Direction :: Extract all records. Keep each one exact.

Input records ::
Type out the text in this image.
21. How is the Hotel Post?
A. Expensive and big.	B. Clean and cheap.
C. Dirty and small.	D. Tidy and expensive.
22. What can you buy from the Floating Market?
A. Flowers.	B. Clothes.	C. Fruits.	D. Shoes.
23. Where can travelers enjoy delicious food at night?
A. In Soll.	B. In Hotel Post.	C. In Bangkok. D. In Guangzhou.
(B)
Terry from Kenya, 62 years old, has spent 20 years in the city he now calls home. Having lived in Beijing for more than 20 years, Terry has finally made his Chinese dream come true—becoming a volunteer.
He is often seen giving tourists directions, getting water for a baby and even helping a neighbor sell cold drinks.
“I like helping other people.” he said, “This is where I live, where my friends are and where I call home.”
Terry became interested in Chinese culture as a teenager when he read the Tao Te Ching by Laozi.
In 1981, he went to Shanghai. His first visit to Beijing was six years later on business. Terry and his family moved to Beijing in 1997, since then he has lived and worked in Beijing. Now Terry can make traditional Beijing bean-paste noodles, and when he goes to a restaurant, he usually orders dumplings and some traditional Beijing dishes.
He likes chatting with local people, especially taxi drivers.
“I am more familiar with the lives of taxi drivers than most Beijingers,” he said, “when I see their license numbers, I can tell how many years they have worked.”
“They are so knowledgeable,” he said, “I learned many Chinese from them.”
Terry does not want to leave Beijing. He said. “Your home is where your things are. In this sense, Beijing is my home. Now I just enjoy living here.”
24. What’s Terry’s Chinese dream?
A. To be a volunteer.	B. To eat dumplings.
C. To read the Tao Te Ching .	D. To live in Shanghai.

Written solution ::
Type out the text in this image.
21. How is the Hotel Post?
A. Expensive and big.	B. Clean and cheap.
C. Dirty and small.	D. Tidy and expensive.
22. What can you buy from the Floating Market?
A. Flowers.	B. Clothes.	C. Fruits.	D. Shoes.
23. Where can travelers enjoy delicious food at night?
A. In Soll.	B. In Hotel Post.	C. In Bangkok. D. In Guangzhou.
(B)
Terry from Kenya, 62 years old, has spent 20 years in the city he now calls home. Having lived in Beijing for more than 20 years, Terry has finally made his Chinese dream come true—becoming a volunteer.
He is often seen giving tourists directions, getting water for a baby and even helping a neighbor sell cold drinks.
“I like helping other people.” he said, “This is where I live, where my friends are and where I call home.”
Terry became interested in Chinese culture as a teenager when he read the Tao Te Ching by Laozi.
In 1981, he went to Shanghai. His first visit to Beijing was six years later on business. Terry and his family moved to Beijing in 1997, since then he has lived and worked in Beijing. Now Terry can make traditional Beijing bean-paste noodles, and when he goes to a restaurant, he usually orders dumplings and some traditional Beijing dishes.
He likes chatting with local people, especially taxi drivers.
“I am more familiar with the lives of taxi drivers than most Beijingers,” he said, “when I see their license numbers, I can tell how many years they have worked.”
“They are so knowledgeable,” he said, “I learned many Chinese from them.”
Terry does not want to leave Beijing. He said. “Your home is where your things are. In this sense, Beijing is my home. Now I just enjoy living here.”
24. What’s Terry’s Chinese dream?
A. To be a volunteer.	B. To eat dumplings.
C. To read the Tao Te Ching .	D. To live in Shanghai.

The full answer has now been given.